[Entries taken from a collection]
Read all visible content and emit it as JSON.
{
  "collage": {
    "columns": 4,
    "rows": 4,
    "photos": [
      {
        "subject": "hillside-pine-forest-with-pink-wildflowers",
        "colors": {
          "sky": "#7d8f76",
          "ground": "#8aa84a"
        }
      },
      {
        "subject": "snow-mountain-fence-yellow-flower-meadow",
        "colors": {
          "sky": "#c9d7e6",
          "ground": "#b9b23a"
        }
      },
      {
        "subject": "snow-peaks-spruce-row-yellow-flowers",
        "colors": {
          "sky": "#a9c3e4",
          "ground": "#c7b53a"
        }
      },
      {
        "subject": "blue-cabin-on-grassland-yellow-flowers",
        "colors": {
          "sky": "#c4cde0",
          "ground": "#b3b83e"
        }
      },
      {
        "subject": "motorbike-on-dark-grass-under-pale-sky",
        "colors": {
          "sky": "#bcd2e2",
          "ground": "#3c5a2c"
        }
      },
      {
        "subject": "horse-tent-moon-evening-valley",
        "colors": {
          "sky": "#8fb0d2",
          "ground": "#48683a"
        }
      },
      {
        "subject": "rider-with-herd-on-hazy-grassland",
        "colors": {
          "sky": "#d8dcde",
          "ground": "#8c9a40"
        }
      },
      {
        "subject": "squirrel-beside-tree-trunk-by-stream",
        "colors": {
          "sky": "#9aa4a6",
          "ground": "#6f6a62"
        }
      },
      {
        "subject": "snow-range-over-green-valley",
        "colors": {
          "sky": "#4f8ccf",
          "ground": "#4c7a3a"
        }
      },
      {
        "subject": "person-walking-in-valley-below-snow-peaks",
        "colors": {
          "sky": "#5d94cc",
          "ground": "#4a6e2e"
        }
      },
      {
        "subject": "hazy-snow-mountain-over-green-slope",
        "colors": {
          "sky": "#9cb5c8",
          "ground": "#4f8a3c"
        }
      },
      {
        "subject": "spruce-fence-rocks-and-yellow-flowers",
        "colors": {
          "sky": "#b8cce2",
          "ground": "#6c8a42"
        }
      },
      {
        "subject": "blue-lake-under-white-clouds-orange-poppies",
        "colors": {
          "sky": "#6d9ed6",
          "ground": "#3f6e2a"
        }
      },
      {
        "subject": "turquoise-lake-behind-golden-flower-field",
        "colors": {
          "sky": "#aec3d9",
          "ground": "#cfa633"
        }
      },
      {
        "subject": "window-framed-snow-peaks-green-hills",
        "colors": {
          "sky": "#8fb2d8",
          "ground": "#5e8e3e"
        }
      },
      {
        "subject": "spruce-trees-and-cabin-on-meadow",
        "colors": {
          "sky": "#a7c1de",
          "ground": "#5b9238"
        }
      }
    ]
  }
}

Goal. Output the full listing exactly as it stands.

The solution.
Read all visible content and emit it as JSON.
{
  "collage": {
    "columns": 4,
    "rows": 4,
    "photos": [
      {
        "subject": "hillside-pine-forest-with-pink-wildflowers",
        "colors": {
          "sky": "#7d8f76",
          "ground": "#8aa84a"
        }
      },
      {
        "subject": "snow-mountain-fence-yellow-flower-meadow",
        "colors": {
          "sky": "#c9d7e6",
          "ground": "#b9b23a"
        }
      },
      {
        "subject": "snow-peaks-spruce-row-yellow-flowers",
        "colors": {
          "sky": "#a9c3e4",
          "ground": "#c7b53a"
        }
      },
      {
        "subject": "blue-cabin-on-grassland-yellow-flowers",
        "colors": {
          "sky": "#c4cde0",
          "ground": "#b3b83e"
        }
      },
      {
        "subject": "motorbike-on-dark-grass-under-pale-sky",
        "colors": {
          "sky": "#bcd2e2",
          "ground": "#3c5a2c"
        }
      },
      {
        "subject": "horse-tent-moon-evening-valley",
        "colors": {
          "sky": "#8fb0d2",
          "ground": "#48683a"
        }
      },
      {
        "subject": "rider-with-herd-on-hazy-grassland",
        "colors": {
          "sky": "#d8dcde",
          "ground": "#8c9a40"
        }
      },
      {
        "subject": "squirrel-beside-tree-trunk-by-stream",
        "colors": {
          "sky": "#9aa4a6",
          "ground": "#6f6a62"
        }
      },
      {
        "subject": "snow-range-over-green-valley",
        "colors": {
          "sky": "#4f8ccf",
          "ground": "#4c7a3a"
        }
      },
      {
        "subject": "person-walking-in-valley-below-snow-peaks",
        "colors": {
          "sky": "#5d94cc",
          "ground": "#4a6e2e"
        }
      },
      {
        "subject": "hazy-snow-mountain-over-green-slope",
        "colors": {
          "sky": "#9cb5c8",
          "ground": "#4f8a3c"
        }
      },
      {
        "subject": "spruce-fence-rocks-and-yellow-flowers",
        "colors": {
          "sky": "#b8cce2",
          "ground": "#6c8a42"
        }
      },
      {
        "subject": "blue-lake-under-white-clouds-orange-poppies",
        "colors": {
          "sky": "#6d9ed6",
          "ground": "#3f6e2a"
        }
      },
      {
        "subject": "turquoise-lake-behind-golden-flower-field",
        "colors": {
          "sky": "#aec3d9",
          "ground": "#cfa633"
        }
      },
      {
        "subject": "window-framed-snow-peaks-green-hills",
        "colors": {
          "sky": "#8fb2d8",
          "ground": "#5e8e3e"
        }
      },
      {
        "subject": "spruce-trees-and-cabin-on-meadow",
        "colors": {
          "sky": "#a7c1de",
          "ground": "#5b9238"
        }
      }
    ]
  }
}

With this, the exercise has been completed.